**Given passage:**
***

Do not use one with any kind of logic. The mSATA ones are fine because they just passthough

[-] helenslunch@feddit.nl 2 points 2 months ago
[-] RegalPotoo@lemmy.world 8 points 2 months ago

As in, hardware RAID is a terrible idea and should never be used. Ever.

With hardware RAID, you are moving your single point of failure from your drive to your RAID controller - when the controller fails, and they fail more often then you would expect - you are fucked, your data is gone, nice try, play again some time. In theory you could swap the controller out, but in practice it's a coin flip if that will actually work unless you can find exactly the same model controller with exactly the same firmware manufactured in the same production line while the moon was in the same phase and even then your odds are still only 2 in 3.

***

**Jobs:**
• a. Could you reproduce the RAID discussion between "With hardware RAID, you" and "only 2 in 3.", inclusive?
• b. Does each statement agree with the RAID discussion? Answer yes or no, quoting the deciding words. (i) Hardware RAID moves the single point of failure from the drive to the RAID controller. (ii) The post by helenslunch@feddit.nl has 8 points. (iii) Even with an identical replacement controller, the odds are only 2 in 3.

Element box annotations
***

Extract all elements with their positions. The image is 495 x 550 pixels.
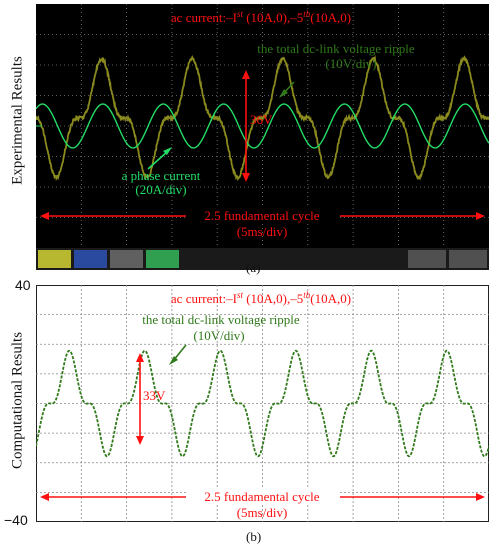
experimental-y-label: Experimental Results — [10, 31, 27, 211]
experimental-amplitude-label: 36V — [250, 112, 273, 127]
computational-cycle-label: 2.5 fundamental cycle — [204, 489, 319, 504]
experimental-cycle-arrow-left — [40, 212, 49, 220]
trigger-readout — [449, 250, 487, 268]
computational-ripple-label: the total dc-link voltage ripple — [142, 312, 300, 327]
experimental-title: ac current:–Ist (10A,0),–5th(10A,0) — [171, 9, 351, 25]
experimental-ripple-label: the total dc-link voltage ripple — [257, 41, 415, 56]
experimental-cycle-scale-label: (5ms/div) — [237, 224, 288, 239]
phase-current-label: a phase current — [122, 168, 201, 183]
phase-current-pointer-arrow — [148, 151, 168, 169]
computational-chart: ac current:–Ist (10A,0),–5th(10A,0) the … — [36, 285, 489, 522]
computational-ytick-bottom: −40 — [4, 512, 28, 528]
computational-ytick-top: 40 — [15, 277, 31, 293]
channel-3-readout — [110, 250, 143, 268]
computational-amplitude-label: 33V — [143, 388, 166, 403]
channel-1-readout — [38, 250, 71, 268]
phase-current-scale-label: (20A/div) — [135, 182, 186, 197]
computational-title: ac current:–Ist (10A,0),–5th(10A,0) — [171, 290, 351, 306]
experimental-ripple-scale-label: (10V/div) — [325, 56, 376, 71]
computational-cycle-arrow-right — [476, 493, 485, 501]
computational-y-label: Computational Results — [10, 303, 27, 499]
channel-4-readout — [146, 250, 179, 268]
computational-plot-area: ac current:–Ist (10A,0),–5th(10A,0) the … — [36, 285, 489, 522]
experimental-amplitude-arrow-top — [242, 70, 250, 79]
experimental-cycle-label: 2.5 fundamental cycle — [204, 208, 319, 223]
computational-ripple-scale-label: (10V/div) — [193, 328, 244, 343]
oscilloscope-screen: ac current:–Ist (10A,0),–5th(10A,0) the … — [36, 4, 489, 248]
computational-amplitude-arrow-top — [136, 353, 144, 362]
experimental-cycle-arrow-right — [476, 212, 485, 220]
panel-b-label: (b) — [246, 529, 261, 545]
computational-cycle-arrow-left — [40, 493, 49, 501]
experimental-amplitude-arrow-bottom — [242, 173, 250, 182]
panel-a-label: (a) — [246, 260, 260, 276]
channel-2-readout — [74, 250, 107, 268]
computational-amplitude-arrow-bottom — [136, 436, 144, 445]
computational-cycle-scale-label: (5ms/div) — [237, 505, 288, 520]
timebase-readout — [408, 250, 446, 268]
experimental-chart: ac current:–Ist (10A,0),–5th(10A,0) the … — [36, 4, 489, 248]
oscilloscope-status-bar — [36, 248, 489, 270]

***

**Outputs:**
• a.
With hardware RAID, you are moving your single point of failure from your drive to your RAID controller - when the controller fails, and they fail more often then you would expect - you are fucked, your data is gone, nice try, play again some time. In theory you could swap the controller out, but in practice it's a coin flip if that will actually work unless you can find exactly the same model controller with exactly the same firmware manufactured in the same production line while the moon was in the same phase and even then your odds are still only 2 in 3.

• b.
(i) Yes: "you are moving your single point of failure from your drive to your RAID controller"
(ii) No: "helenslunch@feddit.nl 2 points"
(iii) Yes: "even then your odds are still only 2 in 3"